**** MATERIAL FOR THE TASK

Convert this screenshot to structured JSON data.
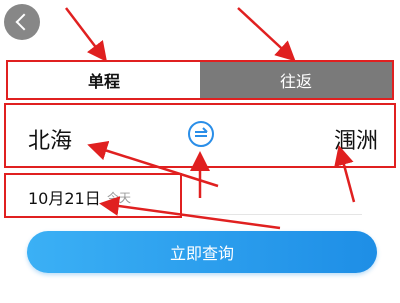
{
  "nav": {
    "back_icon": "back-icon"
  },
  "trip_type": {
    "tabs": [
      {
        "label": "单程",
        "selected": true
      },
      {
        "label": "往返",
        "selected": false
      }
    ]
  },
  "route": {
    "from": "北海",
    "to": "涠洲",
    "swap_icon": "swap-icon"
  },
  "date": {
    "value": "10月21日",
    "hint": "今天"
  },
  "search": {
    "label": "立即查询"
  },
  "colors": {
    "annotation_red": "#e02020",
    "accent_blue": "#1e8ee6",
    "tab_inactive_gray": "#7a7a7a"
  }
}
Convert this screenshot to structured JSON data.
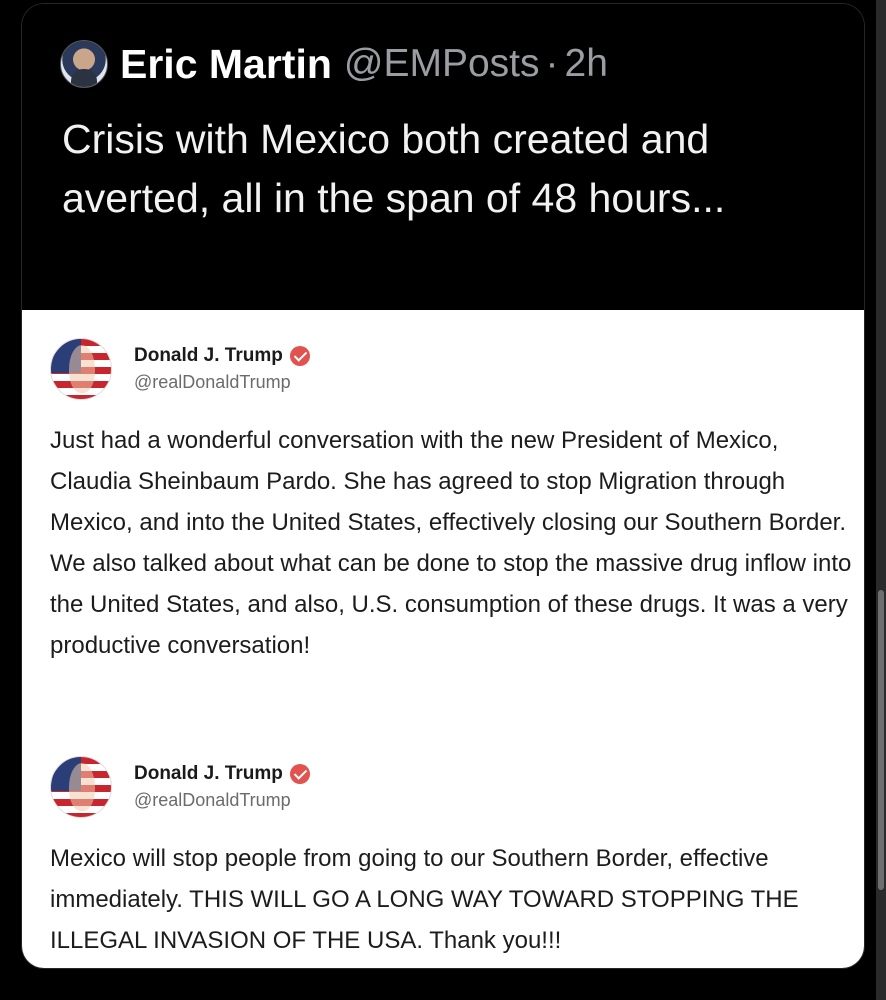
{
  "tweet": {
    "author_name": "Eric Martin",
    "author_handle": "@EMPosts",
    "separator": "·",
    "time": "2h",
    "text": "Crisis with Mexico both created and averted, all in the span of 48 hours..."
  },
  "embedded_posts": [
    {
      "name": "Donald J. Trump",
      "handle": "@realDonaldTrump",
      "verified": true,
      "text": "Just had a wonderful conversation with the new President of Mexico, Claudia Sheinbaum Pardo. She has agreed to stop Migration through Mexico, and into the United States, effectively closing our Southern Border. We also talked about what can be done to stop the massive drug inflow into the United States, and also, U.S. consumption of these drugs. It was a very productive conversation!"
    },
    {
      "name": "Donald J. Trump",
      "handle": "@realDonaldTrump",
      "verified": true,
      "text": "Mexico will stop people from going to our Southern Border, effective immediately. THIS WILL GO A LONG WAY TOWARD STOPPING THE ILLEGAL INVASION OF THE USA. Thank you!!!"
    }
  ],
  "colors": {
    "background": "#000000",
    "text_primary": "#f2f2f2",
    "text_secondary": "#9a9ea3",
    "verified_badge": "#e2524f"
  },
  "icons": {
    "verified": "verified-check-icon"
  }
}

********

### GIVEN EXERCISE
Transcribe the listing in full. Omit the pictures and keep every line exact.

### OUTPUT FOR THIS TASK
Convert this screenshot to structured JSON data.
{
  "nav": {
    "back_icon": "back-icon"
  },
  "trip_type": {
    "tabs": [
      {
        "label": "单程",
        "selected": true
      },
      {
        "label": "往返",
        "selected": false
      }
    ]
  },
  "route": {
    "from": "北海",
    "to": "涠洲",
    "swap_icon": "swap-icon"
  },
  "date": {
    "value": "10月21日",
    "hint": "今天"
  },
  "search": {
    "label": "立即查询"
  },
  "colors": {
    "annotation_red": "#e02020",
    "accent_blue": "#1e8ee6",
    "tab_inactive_gray": "#7a7a7a"
  }
}
Convert this screenshot to structured JSON data.
{
  "tweet": {
    "author_name": "Eric Martin",
    "author_handle": "@EMPosts",
    "separator": "·",
    "time": "2h",
    "text": "Crisis with Mexico both created and averted, all in the span of 48 hours..."
  },
  "embedded_posts": [
    {
      "name": "Donald J. Trump",
      "handle": "@realDonaldTrump",
      "verified": true,
      "text": "Just had a wonderful conversation with the new President of Mexico, Claudia Sheinbaum Pardo. She has agreed to stop Migration through Mexico, and into the United States, effectively closing our Southern Border. We also talked about what can be done to stop the massive drug inflow into the United States, and also, U.S. consumption of these drugs. It was a very productive conversation!"
    },
    {
      "name": "Donald J. Trump",
      "handle": "@realDonaldTrump",
      "verified": true,
      "text": "Mexico will stop people from going to our Southern Border, effective immediately. THIS WILL GO A LONG WAY TOWARD STOPPING THE ILLEGAL INVASION OF THE USA. Thank you!!!"
    }
  ],
  "colors": {
    "background": "#000000",
    "text_primary": "#f2f2f2",
    "text_secondary": "#9a9ea3",
    "verified_badge": "#e2524f"
  },
  "icons": {
    "verified": "verified-check-icon"
  }
}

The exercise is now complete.